• _Challenge_
Reproduce the stretch of rows below from the start of the Records through the line containing "avatar[interactable] <box>48 284", unchanged and with both ends included.

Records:
* BEGIN *
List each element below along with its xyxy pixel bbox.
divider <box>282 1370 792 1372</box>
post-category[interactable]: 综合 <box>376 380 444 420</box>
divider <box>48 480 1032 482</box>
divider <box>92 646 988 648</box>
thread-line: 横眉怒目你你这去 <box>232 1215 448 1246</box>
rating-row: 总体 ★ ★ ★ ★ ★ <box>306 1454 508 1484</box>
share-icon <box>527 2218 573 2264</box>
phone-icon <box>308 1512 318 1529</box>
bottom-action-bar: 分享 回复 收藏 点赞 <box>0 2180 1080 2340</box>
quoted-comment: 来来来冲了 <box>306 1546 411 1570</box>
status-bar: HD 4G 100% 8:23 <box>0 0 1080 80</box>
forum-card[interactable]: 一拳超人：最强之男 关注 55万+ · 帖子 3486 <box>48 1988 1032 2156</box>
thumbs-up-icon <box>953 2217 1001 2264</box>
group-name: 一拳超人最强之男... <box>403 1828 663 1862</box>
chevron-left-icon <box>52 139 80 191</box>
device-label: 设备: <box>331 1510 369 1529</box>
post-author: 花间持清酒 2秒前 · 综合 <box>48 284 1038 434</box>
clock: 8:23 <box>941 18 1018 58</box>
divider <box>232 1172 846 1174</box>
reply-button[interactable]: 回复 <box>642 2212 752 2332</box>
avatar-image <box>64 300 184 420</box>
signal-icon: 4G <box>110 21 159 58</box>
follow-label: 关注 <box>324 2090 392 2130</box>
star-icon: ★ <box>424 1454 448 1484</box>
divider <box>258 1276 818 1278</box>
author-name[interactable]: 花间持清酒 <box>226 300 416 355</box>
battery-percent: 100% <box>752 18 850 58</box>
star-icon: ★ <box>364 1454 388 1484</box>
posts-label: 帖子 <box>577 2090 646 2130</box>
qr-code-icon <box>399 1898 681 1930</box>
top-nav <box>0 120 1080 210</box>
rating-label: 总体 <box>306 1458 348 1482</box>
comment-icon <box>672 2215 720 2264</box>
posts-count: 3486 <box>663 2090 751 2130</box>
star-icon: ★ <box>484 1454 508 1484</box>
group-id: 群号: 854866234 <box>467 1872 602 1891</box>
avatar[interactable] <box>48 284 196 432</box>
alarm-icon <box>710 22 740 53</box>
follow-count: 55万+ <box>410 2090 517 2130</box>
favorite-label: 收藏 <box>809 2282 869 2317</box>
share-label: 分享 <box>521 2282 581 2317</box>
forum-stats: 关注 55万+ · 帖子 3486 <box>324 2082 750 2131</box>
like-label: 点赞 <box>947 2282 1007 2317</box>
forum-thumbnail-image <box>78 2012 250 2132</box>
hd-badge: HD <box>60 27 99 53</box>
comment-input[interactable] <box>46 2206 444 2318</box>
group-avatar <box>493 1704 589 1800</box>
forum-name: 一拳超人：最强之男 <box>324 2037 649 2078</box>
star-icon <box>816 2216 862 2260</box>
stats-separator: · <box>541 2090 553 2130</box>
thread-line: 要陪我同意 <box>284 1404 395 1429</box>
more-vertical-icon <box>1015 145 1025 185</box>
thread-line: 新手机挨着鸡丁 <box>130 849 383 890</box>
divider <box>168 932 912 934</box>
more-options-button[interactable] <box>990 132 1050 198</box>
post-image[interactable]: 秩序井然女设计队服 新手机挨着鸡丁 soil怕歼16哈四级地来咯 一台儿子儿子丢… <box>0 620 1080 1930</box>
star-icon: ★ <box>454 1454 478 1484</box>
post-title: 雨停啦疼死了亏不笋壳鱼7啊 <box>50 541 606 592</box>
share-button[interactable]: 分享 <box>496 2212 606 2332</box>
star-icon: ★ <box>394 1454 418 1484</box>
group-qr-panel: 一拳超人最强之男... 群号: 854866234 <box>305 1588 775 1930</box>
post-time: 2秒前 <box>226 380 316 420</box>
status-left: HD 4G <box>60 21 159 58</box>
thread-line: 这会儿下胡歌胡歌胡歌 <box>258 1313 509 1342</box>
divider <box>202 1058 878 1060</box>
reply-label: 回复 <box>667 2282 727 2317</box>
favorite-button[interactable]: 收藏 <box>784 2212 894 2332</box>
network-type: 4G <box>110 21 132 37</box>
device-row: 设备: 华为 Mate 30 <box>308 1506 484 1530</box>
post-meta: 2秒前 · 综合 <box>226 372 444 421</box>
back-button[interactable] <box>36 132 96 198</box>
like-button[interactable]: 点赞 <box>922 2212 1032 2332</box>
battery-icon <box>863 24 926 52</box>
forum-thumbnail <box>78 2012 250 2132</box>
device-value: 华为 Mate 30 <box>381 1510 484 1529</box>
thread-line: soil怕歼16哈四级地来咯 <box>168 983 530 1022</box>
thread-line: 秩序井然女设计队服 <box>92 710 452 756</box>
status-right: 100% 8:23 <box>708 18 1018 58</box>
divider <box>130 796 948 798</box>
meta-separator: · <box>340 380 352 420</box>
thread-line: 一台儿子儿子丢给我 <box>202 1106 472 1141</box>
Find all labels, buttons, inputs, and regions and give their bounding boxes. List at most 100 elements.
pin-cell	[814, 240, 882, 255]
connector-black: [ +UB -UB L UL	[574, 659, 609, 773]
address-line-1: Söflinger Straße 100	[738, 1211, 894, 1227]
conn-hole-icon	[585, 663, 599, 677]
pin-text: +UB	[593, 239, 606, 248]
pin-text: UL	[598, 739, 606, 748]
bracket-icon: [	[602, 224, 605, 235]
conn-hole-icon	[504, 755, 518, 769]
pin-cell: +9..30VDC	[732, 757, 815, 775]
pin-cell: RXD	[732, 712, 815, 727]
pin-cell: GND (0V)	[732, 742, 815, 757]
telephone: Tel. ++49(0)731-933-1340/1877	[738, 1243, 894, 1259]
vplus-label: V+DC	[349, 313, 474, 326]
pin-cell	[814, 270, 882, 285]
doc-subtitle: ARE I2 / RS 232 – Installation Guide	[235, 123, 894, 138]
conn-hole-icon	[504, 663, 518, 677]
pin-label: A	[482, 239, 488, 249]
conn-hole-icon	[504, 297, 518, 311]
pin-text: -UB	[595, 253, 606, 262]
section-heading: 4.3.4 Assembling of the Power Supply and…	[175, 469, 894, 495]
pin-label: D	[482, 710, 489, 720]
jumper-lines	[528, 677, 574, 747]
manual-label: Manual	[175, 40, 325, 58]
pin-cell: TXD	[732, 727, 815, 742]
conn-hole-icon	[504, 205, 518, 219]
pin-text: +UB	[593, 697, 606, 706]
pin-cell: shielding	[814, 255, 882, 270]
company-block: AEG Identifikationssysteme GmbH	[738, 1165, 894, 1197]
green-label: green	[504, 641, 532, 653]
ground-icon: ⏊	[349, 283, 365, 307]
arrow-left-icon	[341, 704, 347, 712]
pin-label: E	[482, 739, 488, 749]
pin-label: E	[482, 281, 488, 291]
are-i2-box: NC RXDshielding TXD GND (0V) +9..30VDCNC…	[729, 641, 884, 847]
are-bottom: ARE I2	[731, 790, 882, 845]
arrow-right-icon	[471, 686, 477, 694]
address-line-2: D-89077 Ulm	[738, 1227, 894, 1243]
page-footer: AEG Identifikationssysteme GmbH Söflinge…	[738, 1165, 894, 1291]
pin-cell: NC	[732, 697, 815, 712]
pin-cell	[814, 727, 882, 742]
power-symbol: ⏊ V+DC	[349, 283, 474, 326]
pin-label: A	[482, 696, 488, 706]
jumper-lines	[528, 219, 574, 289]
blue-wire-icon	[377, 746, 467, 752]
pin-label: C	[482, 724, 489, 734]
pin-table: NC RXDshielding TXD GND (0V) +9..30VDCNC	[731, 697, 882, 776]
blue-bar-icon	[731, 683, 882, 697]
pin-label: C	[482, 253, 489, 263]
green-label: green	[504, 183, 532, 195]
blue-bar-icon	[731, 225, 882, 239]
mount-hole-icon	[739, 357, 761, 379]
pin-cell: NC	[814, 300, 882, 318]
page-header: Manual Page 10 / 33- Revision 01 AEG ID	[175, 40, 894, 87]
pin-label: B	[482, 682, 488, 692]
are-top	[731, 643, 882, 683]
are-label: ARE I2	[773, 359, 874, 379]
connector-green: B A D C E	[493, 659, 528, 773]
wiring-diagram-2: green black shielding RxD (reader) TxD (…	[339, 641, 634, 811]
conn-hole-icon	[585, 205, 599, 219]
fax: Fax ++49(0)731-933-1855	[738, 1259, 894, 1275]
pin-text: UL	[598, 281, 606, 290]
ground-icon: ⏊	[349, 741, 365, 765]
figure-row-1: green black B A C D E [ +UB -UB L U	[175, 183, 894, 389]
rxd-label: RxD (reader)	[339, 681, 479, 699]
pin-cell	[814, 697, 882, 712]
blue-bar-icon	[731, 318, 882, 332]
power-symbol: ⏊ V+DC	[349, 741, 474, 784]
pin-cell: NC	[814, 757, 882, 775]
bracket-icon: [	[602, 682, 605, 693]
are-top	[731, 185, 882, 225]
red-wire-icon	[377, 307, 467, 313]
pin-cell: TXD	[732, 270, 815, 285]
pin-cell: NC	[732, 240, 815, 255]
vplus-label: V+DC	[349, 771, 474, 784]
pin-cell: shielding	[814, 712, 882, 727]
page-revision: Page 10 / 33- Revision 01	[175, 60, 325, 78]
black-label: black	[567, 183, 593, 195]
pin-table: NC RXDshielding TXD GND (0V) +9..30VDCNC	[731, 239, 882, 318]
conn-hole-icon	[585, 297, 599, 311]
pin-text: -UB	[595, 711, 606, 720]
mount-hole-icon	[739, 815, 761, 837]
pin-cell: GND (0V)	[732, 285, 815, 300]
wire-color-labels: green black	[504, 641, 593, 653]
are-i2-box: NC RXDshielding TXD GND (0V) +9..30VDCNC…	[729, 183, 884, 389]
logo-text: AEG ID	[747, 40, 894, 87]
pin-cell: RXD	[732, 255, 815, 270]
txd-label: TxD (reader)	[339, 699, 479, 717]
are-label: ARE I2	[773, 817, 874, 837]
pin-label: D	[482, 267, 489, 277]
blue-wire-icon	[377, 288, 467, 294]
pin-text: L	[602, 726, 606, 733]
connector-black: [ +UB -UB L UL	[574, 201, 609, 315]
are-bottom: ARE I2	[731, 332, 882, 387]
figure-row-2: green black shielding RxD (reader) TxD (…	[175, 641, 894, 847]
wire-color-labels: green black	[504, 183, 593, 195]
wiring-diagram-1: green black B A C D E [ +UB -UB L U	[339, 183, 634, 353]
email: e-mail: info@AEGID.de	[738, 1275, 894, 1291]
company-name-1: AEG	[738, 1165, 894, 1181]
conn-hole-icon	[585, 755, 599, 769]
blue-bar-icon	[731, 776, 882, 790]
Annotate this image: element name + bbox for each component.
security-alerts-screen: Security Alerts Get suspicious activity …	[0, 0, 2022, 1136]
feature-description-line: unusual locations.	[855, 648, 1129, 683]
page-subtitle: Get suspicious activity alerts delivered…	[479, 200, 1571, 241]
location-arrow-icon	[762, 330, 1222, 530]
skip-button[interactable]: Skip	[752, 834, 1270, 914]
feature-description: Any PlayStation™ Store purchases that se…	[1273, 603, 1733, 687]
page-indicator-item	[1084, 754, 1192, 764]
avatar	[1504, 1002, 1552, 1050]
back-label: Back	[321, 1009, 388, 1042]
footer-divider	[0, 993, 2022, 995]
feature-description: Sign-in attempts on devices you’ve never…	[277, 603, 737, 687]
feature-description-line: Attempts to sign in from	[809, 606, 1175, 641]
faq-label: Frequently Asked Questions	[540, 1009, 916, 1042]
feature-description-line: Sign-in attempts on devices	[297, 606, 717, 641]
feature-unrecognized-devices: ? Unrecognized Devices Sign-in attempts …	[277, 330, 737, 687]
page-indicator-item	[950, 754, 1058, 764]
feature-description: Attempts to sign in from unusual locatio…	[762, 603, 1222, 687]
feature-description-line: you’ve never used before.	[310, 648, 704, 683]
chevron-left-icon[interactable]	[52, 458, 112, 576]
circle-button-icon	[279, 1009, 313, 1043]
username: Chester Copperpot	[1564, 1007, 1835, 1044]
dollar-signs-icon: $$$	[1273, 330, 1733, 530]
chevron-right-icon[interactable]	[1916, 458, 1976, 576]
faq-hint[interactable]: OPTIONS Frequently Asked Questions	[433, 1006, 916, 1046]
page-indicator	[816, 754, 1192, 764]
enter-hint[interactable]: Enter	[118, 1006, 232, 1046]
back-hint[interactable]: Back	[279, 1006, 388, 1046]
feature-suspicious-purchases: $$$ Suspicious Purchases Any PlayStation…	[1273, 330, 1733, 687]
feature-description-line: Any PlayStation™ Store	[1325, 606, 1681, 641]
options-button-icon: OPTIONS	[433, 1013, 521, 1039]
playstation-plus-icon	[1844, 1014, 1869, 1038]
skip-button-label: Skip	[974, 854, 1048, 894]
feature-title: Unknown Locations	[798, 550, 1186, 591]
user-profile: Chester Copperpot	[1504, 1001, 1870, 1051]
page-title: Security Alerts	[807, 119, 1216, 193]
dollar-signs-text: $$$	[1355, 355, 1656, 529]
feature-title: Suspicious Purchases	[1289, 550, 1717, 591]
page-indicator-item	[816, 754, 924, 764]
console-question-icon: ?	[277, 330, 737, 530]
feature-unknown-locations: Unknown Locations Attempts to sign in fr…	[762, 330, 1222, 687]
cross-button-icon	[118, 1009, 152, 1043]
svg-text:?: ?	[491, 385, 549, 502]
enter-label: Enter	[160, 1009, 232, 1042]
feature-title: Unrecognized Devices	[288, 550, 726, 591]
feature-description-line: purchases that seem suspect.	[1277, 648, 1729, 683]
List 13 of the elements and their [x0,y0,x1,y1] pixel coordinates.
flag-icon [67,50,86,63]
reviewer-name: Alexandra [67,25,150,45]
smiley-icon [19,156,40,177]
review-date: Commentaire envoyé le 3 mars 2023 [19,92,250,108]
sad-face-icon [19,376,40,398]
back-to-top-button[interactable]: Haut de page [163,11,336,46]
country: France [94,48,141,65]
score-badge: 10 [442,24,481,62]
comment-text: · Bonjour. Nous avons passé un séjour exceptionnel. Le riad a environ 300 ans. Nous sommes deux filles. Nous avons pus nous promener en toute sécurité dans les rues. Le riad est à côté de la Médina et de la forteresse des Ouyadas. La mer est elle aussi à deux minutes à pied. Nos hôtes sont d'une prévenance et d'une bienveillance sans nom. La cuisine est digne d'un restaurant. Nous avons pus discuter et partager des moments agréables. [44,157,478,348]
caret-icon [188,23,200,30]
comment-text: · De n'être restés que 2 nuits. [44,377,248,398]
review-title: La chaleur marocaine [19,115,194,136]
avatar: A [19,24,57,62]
* END *
• _Solved exercise_
List each element below along with its xyxy pixel bbox.
divider <box>282 1370 792 1372</box>
post-category[interactable]: 综合 <box>376 380 444 420</box>
divider <box>48 480 1032 482</box>
divider <box>92 646 988 648</box>
thread-line: 横眉怒目你你这去 <box>232 1215 448 1246</box>
rating-row: 总体 ★ ★ ★ ★ ★ <box>306 1454 508 1484</box>
share-icon <box>527 2218 573 2264</box>
phone-icon <box>308 1512 318 1529</box>
bottom-action-bar: 分享 回复 收藏 点赞 <box>0 2180 1080 2340</box>
quoted-comment: 来来来冲了 <box>306 1546 411 1570</box>
status-bar: HD 4G 100% 8:23 <box>0 0 1080 80</box>
forum-card[interactable]: 一拳超人：最强之男 关注 55万+ · 帖子 3486 <box>48 1988 1032 2156</box>
thumbs-up-icon <box>953 2217 1001 2264</box>
group-name: 一拳超人最强之男... <box>403 1828 663 1862</box>
chevron-left-icon <box>52 139 80 191</box>
device-label: 设备: <box>331 1510 369 1529</box>
post-author: 花间持清酒 2秒前 · 综合 <box>48 284 1038 434</box>
clock: 8:23 <box>941 18 1018 58</box>
divider <box>232 1172 846 1174</box>
reply-button[interactable]: 回复 <box>642 2212 752 2332</box>
avatar-image <box>64 300 184 420</box>
signal-icon: 4G <box>110 21 159 58</box>
follow-label: 关注 <box>324 2090 392 2130</box>
star-icon: ★ <box>424 1454 448 1484</box>
divider <box>258 1276 818 1278</box>
author-name[interactable]: 花间持清酒 <box>226 300 416 355</box>
battery-percent: 100% <box>752 18 850 58</box>
star-icon: ★ <box>364 1454 388 1484</box>
posts-label: 帖子 <box>577 2090 646 2130</box>
qr-code-icon <box>399 1898 681 1930</box>
top-nav <box>0 120 1080 210</box>
rating-label: 总体 <box>306 1458 348 1482</box>
comment-icon <box>672 2215 720 2264</box>
posts-count: 3486 <box>663 2090 751 2130</box>
star-icon: ★ <box>484 1454 508 1484</box>
group-id: 群号: 854866234 <box>467 1872 602 1891</box>
avatar[interactable] <box>48 284 196 432</box>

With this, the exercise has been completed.